→ **Extracted data**:
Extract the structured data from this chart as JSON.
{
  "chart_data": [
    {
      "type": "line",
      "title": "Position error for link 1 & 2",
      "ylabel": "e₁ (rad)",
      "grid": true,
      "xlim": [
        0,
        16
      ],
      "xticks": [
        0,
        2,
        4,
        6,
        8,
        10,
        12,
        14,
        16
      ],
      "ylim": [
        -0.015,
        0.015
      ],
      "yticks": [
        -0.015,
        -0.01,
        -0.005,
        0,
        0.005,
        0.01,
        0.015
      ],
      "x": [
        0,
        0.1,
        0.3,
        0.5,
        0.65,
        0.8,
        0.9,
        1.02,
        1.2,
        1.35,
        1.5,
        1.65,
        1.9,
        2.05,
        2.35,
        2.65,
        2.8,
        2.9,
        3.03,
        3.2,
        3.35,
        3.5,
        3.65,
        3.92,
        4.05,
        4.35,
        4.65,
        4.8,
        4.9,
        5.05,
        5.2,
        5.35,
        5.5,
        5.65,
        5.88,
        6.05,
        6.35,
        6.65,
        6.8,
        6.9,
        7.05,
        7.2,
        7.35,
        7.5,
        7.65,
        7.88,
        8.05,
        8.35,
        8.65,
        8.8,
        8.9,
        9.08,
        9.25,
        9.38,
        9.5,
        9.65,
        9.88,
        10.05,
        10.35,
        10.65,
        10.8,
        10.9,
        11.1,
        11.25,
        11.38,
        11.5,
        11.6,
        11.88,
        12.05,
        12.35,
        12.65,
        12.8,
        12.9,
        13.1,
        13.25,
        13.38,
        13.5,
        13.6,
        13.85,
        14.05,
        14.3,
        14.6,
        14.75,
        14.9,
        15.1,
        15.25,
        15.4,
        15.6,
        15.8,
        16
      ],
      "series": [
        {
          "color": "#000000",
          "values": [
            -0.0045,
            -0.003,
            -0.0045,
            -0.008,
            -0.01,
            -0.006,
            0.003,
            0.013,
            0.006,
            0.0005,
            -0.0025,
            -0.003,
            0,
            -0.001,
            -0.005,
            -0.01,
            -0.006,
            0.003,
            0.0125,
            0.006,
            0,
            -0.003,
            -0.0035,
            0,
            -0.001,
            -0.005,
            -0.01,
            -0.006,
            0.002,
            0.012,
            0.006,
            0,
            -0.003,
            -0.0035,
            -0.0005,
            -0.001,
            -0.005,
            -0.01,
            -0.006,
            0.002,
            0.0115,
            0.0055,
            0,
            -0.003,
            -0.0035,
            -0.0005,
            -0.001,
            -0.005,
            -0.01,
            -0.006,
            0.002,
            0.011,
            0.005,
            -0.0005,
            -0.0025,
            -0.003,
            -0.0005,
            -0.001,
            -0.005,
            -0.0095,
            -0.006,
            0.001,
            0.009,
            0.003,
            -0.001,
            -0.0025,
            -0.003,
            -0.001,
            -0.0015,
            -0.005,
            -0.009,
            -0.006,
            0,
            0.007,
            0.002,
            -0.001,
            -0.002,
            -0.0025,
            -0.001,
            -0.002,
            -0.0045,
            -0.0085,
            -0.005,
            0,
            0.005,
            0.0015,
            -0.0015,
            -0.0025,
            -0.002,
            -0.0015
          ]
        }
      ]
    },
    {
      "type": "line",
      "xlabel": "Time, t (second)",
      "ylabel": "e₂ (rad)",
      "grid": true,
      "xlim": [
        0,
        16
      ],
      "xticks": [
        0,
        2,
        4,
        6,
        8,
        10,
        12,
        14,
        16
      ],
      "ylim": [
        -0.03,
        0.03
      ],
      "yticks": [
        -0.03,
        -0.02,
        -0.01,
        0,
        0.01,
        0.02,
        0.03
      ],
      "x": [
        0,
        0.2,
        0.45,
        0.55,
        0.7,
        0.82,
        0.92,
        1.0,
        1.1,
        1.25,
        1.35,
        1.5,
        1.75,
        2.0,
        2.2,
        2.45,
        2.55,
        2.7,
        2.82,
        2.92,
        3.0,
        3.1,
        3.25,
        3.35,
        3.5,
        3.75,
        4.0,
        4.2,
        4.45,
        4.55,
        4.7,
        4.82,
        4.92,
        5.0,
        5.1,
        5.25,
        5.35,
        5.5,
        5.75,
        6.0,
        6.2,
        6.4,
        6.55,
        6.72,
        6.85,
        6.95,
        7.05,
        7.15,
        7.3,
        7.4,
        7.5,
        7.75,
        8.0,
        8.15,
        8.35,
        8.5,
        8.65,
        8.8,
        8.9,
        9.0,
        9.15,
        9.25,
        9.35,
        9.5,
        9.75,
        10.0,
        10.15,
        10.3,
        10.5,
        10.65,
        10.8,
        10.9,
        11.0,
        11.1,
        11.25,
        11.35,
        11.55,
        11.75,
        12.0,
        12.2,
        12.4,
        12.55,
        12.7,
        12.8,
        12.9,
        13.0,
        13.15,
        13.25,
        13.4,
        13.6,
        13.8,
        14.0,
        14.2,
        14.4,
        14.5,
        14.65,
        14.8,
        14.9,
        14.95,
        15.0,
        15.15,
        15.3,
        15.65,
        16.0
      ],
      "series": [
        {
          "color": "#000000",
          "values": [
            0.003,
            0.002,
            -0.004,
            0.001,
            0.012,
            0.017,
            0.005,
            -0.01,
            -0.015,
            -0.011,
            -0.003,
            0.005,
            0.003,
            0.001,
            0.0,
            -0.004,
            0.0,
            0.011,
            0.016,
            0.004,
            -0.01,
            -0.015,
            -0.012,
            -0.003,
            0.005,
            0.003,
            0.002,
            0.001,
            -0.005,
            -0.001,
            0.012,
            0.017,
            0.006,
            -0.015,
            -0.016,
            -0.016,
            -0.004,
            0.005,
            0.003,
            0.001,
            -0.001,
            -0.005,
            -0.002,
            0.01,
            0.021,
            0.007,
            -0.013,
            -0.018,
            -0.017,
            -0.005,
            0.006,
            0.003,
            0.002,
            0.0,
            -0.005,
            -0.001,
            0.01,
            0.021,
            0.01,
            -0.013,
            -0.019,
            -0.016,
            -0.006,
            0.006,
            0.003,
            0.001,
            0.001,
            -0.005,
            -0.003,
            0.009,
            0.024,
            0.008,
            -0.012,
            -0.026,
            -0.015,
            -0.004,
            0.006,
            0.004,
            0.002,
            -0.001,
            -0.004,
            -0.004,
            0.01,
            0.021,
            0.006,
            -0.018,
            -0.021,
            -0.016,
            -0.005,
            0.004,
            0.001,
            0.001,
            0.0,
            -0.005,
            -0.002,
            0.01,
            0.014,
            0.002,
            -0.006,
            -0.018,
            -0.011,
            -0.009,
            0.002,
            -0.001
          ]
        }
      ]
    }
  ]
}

→ **Instructions to follow**: Print the complete listing again, exactly as it stands.

→ **Finished exercise**:
Extract the structured data from this chart as JSON.
{
  "chart_data": [
    {
      "type": "line",
      "title": "Position error for link 1 & 2",
      "ylabel": "e₁ (rad)",
      "grid": true,
      "xlim": [
        0,
        16
      ],
      "xticks": [
        0,
        2,
        4,
        6,
        8,
        10,
        12,
        14,
        16
      ],
      "ylim": [
        -0.015,
        0.015
      ],
      "yticks": [
        -0.015,
        -0.01,
        -0.005,
        0,
        0.005,
        0.01,
        0.015
      ],
      "x": [
        0,
        0.1,
        0.3,
        0.5,
        0.65,
        0.8,
        0.9,
        1.02,
        1.2,
        1.35,
        1.5,
        1.65,
        1.9,
        2.05,
        2.35,
        2.65,
        2.8,
        2.9,
        3.03,
        3.2,
        3.35,
        3.5,
        3.65,
        3.92,
        4.05,
        4.35,
        4.65,
        4.8,
        4.9,
        5.05,
        5.2,
        5.35,
        5.5,
        5.65,
        5.88,
        6.05,
        6.35,
        6.65,
        6.8,
        6.9,
        7.05,
        7.2,
        7.35,
        7.5,
        7.65,
        7.88,
        8.05,
        8.35,
        8.65,
        8.8,
        8.9,
        9.08,
        9.25,
        9.38,
        9.5,
        9.65,
        9.88,
        10.05,
        10.35,
        10.65,
        10.8,
        10.9,
        11.1,
        11.25,
        11.38,
        11.5,
        11.6,
        11.88,
        12.05,
        12.35,
        12.65,
        12.8,
        12.9,
        13.1,
        13.25,
        13.38,
        13.5,
        13.6,
        13.85,
        14.05,
        14.3,
        14.6,
        14.75,
        14.9,
        15.1,
        15.25,
        15.4,
        15.6,
        15.8,
        16
      ],
      "series": [
        {
          "color": "#000000",
          "values": [
            -0.0045,
            -0.003,
            -0.0045,
            -0.008,
            -0.01,
            -0.006,
            0.003,
            0.013,
            0.006,
            0.0005,
            -0.0025,
            -0.003,
            0,
            -0.001,
            -0.005,
            -0.01,
            -0.006,
            0.003,
            0.0125,
            0.006,
            0,
            -0.003,
            -0.0035,
            0,
            -0.001,
            -0.005,
            -0.01,
            -0.006,
            0.002,
            0.012,
            0.006,
            0,
            -0.003,
            -0.0035,
            -0.0005,
            -0.001,
            -0.005,
            -0.01,
            -0.006,
            0.002,
            0.0115,
            0.0055,
            0,
            -0.003,
            -0.0035,
            -0.0005,
            -0.001,
            -0.005,
            -0.01,
            -0.006,
            0.002,
            0.011,
            0.005,
            -0.0005,
            -0.0025,
            -0.003,
            -0.0005,
            -0.001,
            -0.005,
            -0.0095,
            -0.006,
            0.001,
            0.009,
            0.003,
            -0.001,
            -0.0025,
            -0.003,
            -0.001,
            -0.0015,
            -0.005,
            -0.009,
            -0.006,
            0,
            0.007,
            0.002,
            -0.001,
            -0.002,
            -0.0025,
            -0.001,
            -0.002,
            -0.0045,
            -0.0085,
            -0.005,
            0,
            0.005,
            0.0015,
            -0.0015,
            -0.0025,
            -0.002,
            -0.0015
          ]
        }
      ]
    },
    {
      "type": "line",
      "xlabel": "Time, t (second)",
      "ylabel": "e₂ (rad)",
      "grid": true,
      "xlim": [
        0,
        16
      ],
      "xticks": [
        0,
        2,
        4,
        6,
        8,
        10,
        12,
        14,
        16
      ],
      "ylim": [
        -0.03,
        0.03
      ],
      "yticks": [
        -0.03,
        -0.02,
        -0.01,
        0,
        0.01,
        0.02,
        0.03
      ],
      "x": [
        0,
        0.2,
        0.45,
        0.55,
        0.7,
        0.82,
        0.92,
        1.0,
        1.1,
        1.25,
        1.35,
        1.5,
        1.75,
        2.0,
        2.2,
        2.45,
        2.55,
        2.7,
        2.82,
        2.92,
        3.0,
        3.1,
        3.25,
        3.35,
        3.5,
        3.75,
        4.0,
        4.2,
        4.45,
        4.55,
        4.7,
        4.82,
        4.92,
        5.0,
        5.1,
        5.25,
        5.35,
        5.5,
        5.75,
        6.0,
        6.2,
        6.4,
        6.55,
        6.72,
        6.85,
        6.95,
        7.05,
        7.15,
        7.3,
        7.4,
        7.5,
        7.75,
        8.0,
        8.15,
        8.35,
        8.5,
        8.65,
        8.8,
        8.9,
        9.0,
        9.15,
        9.25,
        9.35,
        9.5,
        9.75,
        10.0,
        10.15,
        10.3,
        10.5,
        10.65,
        10.8,
        10.9,
        11.0,
        11.1,
        11.25,
        11.35,
        11.55,
        11.75,
        12.0,
        12.2,
        12.4,
        12.55,
        12.7,
        12.8,
        12.9,
        13.0,
        13.15,
        13.25,
        13.4,
        13.6,
        13.8,
        14.0,
        14.2,
        14.4,
        14.5,
        14.65,
        14.8,
        14.9,
        14.95,
        15.0,
        15.15,
        15.3,
        15.65,
        16.0
      ],
      "series": [
        {
          "color": "#000000",
          "values": [
            0.003,
            0.002,
            -0.004,
            0.001,
            0.012,
            0.017,
            0.005,
            -0.01,
            -0.015,
            -0.011,
            -0.003,
            0.005,
            0.003,
            0.001,
            0.0,
            -0.004,
            0.0,
            0.011,
            0.016,
            0.004,
            -0.01,
            -0.015,
            -0.012,
            -0.003,
            0.005,
            0.003,
            0.002,
            0.001,
            -0.005,
            -0.001,
            0.012,
            0.017,
            0.006,
            -0.015,
            -0.016,
            -0.016,
            -0.004,
            0.005,
            0.003,
            0.001,
            -0.001,
            -0.005,
            -0.002,
            0.01,
            0.021,
            0.007,
            -0.013,
            -0.018,
            -0.017,
            -0.005,
            0.006,
            0.003,
            0.002,
            0.0,
            -0.005,
            -0.001,
            0.01,
            0.021,
            0.01,
            -0.013,
            -0.019,
            -0.016,
            -0.006,
            0.006,
            0.003,
            0.001,
            0.001,
            -0.005,
            -0.003,
            0.009,
            0.024,
            0.008,
            -0.012,
            -0.026,
            -0.015,
            -0.004,
            0.006,
            0.004,
            0.002,
            -0.001,
            -0.004,
            -0.004,
            0.01,
            0.021,
            0.006,
            -0.018,
            -0.021,
            -0.016,
            -0.005,
            0.004,
            0.001,
            0.001,
            0.0,
            -0.005,
            -0.002,
            0.01,
            0.014,
            0.002,
            -0.006,
            -0.018,
            -0.011,
            -0.009,
            0.002,
            -0.001
          ]
        }
      ]
    }
  ]
}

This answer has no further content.